__Texto fornecido__.
- - -

FOLHA – Mas a Record já ofereceu R$ 500 milhões pelo Campeonato Brasileiro de
2009 para ter exclusividade de todos os jogos e não para dividi-los com outra
rede, certo?
RAPOSO – A gente não sentou ainda para discutir um número. Estamos dizendo
que queremos comprar. Se a emissora líder não topa dividir os jogos, estamos
dispostos a pagar por tudo, até por ‘pay per view’.
FOLHA – O fato de a Record não ter canal pago prejudica a negociação?
RAPOSO – Se tivéssemos os direitos, poderíamos negociá-los com a Sky e até
com o SporTV [canal pago da Globo]. Não entendo qual é a dificuldade. Nós
oferecemos mais [do que a Globo] pelo Campeonato Paulista e não levamos. O que
está por trás dessa história?
FOLHA – Valores altos oferecidos pela Record, como à Olimpíada, talvez não
sejam pagos com o lucro que virá da publicidade do evento. O objetivo é ganhar
em imagem?
RAPOSO – Até 2012 dá para vender publicidade tranqüilamente. Mas, ainda que
isso não fosse possível, valeria pelo valor agregado à marca da Record, pela
visibilidade, quebra de paradigma. Hoje todo mundo diz que futebol é em tal
emissora, que Copa é em tal emissora.
FOLHA – A Record comprou a rede gaúcha Guaíba, com jornal, rádio e TV. Qual é
o objetivo da expansão?
RAPOSO – A consolidação da marca. Quando se tem uma estrutura de mídia muito
mais complexa do que só um canal de TV, há mais repercussão.
FOLHA – A Record enviou equipes para padronizar o jornalismo em outros
Estados. No Nordeste, onde a rede não tem canal próprio, só afiliadas, estão os
mais sensacionalistas.
RAPOSO – Temos conversados com os afiliados para que evitem o
sensacionalismo. Eu morei no Nordeste e lhe digo: às vezes lá uma reportagem um
pouco mais dura é natural para eles. Choca aqui e lá, não. Nem por isso, as
pessoas devem explorar a miséria dos outros. Estamos acompanhando e não temos
visto nenhuma aberração.
FOLHA – A cobertura da visita do papa ao Brasil, que a princípio seria
discreta, será ampla por determinação de Edir Macedo. Por quê?
RAPOSO – Não [risos], isso foi uma decisão nossa. Nós e o jornalismo
analisamos que seria interessante do ponto de vista de audiência. Já cobrimos o
papa outras vezes, isso é um mito.
FOLHA – Missas serão exibidas?
RAPOSO – O jornalismo deve transmitir, senão na íntegra, pelo menos os
principais trechos. O Douglas Tavolaro [diretor de jornalismo] me disse que
seria muito interessante a gente fazer o máximo de cobertura para manter a
audiência e atender a expectativa do público.
FOLHA – É uma mudança grande se pensarmos no chute na santa, não?
RAPOSO – Ah, mas ali não foi a Record. Foi uma pessoa num horário vendido
para a Igreja Universal. Foi um lance isolado num programa que dava traço
[audiência baixa], que só teve repercussão porque os nossos concorrentes tinham
interesse em repercutir a história e atribuí-la à Record.

- - -

__Entradas__.
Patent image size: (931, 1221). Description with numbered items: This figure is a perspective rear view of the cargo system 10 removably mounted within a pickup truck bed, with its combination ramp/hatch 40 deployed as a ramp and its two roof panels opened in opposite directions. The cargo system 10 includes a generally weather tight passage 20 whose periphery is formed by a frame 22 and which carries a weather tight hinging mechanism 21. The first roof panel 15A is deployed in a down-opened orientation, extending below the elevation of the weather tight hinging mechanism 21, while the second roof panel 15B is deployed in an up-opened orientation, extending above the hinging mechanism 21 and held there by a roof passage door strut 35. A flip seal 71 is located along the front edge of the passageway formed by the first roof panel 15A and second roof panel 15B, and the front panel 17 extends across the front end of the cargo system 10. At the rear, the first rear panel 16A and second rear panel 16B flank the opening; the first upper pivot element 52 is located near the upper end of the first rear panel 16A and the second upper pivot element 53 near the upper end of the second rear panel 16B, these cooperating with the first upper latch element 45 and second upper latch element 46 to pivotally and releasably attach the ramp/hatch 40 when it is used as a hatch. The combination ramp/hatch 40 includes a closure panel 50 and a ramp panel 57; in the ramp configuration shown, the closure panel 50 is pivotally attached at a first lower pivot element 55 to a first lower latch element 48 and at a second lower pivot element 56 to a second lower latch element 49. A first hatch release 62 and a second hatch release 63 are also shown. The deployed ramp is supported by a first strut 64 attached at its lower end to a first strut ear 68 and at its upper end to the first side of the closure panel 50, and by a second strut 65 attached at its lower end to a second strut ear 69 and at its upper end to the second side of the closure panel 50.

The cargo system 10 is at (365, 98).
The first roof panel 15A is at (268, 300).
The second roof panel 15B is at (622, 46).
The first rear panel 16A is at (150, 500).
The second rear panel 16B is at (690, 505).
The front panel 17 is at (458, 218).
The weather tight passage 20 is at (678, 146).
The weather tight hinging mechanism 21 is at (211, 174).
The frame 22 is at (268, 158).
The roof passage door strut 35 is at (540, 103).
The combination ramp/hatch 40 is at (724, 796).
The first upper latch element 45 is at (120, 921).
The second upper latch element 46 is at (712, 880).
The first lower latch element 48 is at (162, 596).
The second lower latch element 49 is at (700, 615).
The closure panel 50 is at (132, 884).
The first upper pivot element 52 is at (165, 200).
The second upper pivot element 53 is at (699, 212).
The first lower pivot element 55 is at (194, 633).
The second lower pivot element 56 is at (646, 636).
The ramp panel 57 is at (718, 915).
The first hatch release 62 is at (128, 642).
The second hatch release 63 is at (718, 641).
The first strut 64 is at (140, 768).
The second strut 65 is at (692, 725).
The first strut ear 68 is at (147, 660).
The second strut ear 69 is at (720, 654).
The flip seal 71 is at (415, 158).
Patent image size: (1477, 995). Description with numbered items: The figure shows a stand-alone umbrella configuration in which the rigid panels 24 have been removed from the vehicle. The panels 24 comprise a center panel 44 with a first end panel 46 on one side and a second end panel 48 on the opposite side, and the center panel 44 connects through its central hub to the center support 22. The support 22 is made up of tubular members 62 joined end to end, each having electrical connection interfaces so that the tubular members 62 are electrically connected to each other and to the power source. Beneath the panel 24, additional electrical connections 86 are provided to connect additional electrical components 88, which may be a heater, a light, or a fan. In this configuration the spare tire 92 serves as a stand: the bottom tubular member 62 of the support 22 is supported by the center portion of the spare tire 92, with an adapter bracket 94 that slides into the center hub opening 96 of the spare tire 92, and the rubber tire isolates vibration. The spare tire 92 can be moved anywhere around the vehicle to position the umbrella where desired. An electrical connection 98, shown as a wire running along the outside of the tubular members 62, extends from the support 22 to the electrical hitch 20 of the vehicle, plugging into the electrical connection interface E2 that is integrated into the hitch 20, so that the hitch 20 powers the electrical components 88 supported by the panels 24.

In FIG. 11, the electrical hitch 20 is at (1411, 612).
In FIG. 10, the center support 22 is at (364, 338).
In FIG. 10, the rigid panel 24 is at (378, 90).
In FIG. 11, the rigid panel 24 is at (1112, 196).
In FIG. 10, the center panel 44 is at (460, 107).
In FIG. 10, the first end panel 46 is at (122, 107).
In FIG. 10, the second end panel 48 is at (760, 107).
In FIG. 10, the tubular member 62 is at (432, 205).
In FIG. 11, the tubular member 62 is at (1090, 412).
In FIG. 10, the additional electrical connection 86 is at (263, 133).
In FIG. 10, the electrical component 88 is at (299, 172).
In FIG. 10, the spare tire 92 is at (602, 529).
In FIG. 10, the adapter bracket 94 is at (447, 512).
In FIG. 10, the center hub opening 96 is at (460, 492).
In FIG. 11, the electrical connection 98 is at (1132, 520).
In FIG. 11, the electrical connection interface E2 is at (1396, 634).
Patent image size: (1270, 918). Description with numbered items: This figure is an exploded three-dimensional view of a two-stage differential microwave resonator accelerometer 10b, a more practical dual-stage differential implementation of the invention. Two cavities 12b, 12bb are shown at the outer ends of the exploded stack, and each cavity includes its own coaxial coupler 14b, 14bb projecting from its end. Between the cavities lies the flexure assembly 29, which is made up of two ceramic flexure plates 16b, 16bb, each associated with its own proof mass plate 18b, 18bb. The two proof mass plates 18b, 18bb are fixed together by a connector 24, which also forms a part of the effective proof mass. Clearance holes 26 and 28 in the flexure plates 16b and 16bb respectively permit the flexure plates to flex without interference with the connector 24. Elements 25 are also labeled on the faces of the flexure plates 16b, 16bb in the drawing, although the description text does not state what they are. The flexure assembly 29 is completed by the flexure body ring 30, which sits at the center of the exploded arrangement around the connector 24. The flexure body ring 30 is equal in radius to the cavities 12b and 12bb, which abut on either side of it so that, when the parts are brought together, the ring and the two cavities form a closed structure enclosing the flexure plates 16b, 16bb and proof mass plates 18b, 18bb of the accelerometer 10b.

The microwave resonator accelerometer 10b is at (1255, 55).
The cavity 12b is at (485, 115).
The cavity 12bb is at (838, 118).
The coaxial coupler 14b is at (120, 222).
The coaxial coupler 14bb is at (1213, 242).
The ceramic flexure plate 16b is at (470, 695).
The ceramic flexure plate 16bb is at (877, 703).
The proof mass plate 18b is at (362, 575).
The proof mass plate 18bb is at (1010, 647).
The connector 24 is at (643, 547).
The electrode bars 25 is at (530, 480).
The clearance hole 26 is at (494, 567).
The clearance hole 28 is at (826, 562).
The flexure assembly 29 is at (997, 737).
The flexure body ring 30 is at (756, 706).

- - -

__Tarefa dada 1__. Diga se cada afirmação concorda com a entrevista sobre a Record, respondendo sim ou não e citando entre aspas, sem mudar nada, as palavras da entrevista que resolvem a questão. (a) Raposo diz que a Record já discutiu um número pelo Campeonato Brasileiro. (b) A Record ofereceu mais do que a Globo pelo Campeonato Paulista e não levou. (c) Segundo Raposo, a cobertura ampla da visita do papa foi decidida por Edir Macedo.
__Tarefa dada 2__. Prossiga com a entrevista sobre a Record a partir da última frase que aparece.
Os dados não têm nada a ver com a entrevista sobre a Record.

__Resposta do exercício 1__.
(a) Não: "A gente não sentou ainda para discutir um número."
(b) Sim: "Nós oferecemos mais [do que a Globo] pelo Campeonato Paulista e não levamos."
(c) Não: "isso foi uma decisão nossa."

__Resposta do exercício 2__.
FOLHA – A emissora quer deixar programas da igreja só nas madrugadas em
outros Estados, como fez em SP e Rio. Por que a tentativa de descolar a imagem
da TV da igreja?
RAPOSO – O objetivo não é descolar a imagem, é questão de benefício. Se o
horário é vendido à igreja por ‘x’, e posso produzir um programa que pode ser
comercializado por mais e ainda me trará audiência, por que não? A decisão é por
audiência e questão econômica.
FOLHA – O canal de notícias Record News será aberto, em UHF, ou veiculado em
televisão fechada, em uma parceria com a Telefônica/TVA?
RAPOSO – Ainda não está decidido. O certo é que estréia no segundo semestre
deste ano.
FOLHA – Dinheiro não é problema para vocês. Do faturamento de R$ 1 bi em
2006, quanto veio da igreja?
RAPOSO – Era bom que não fosse [risos]. Quanto vale vender a madrugada a um
mesmo cliente? Vendemos também chamadas ao longo do dia para eles.
FOLHA – Por que você fala ‘eles’? A Record é do bispo Edir Macedo.
RAPOSO – Porque são ‘eles’, que não têm a ver com a Record. O bispo é
fundador da igreja, mas não sei como funciona lá. Há hoje no mercado o
anunciante evangélico, que está na Band, Rede TV!, Gazeta.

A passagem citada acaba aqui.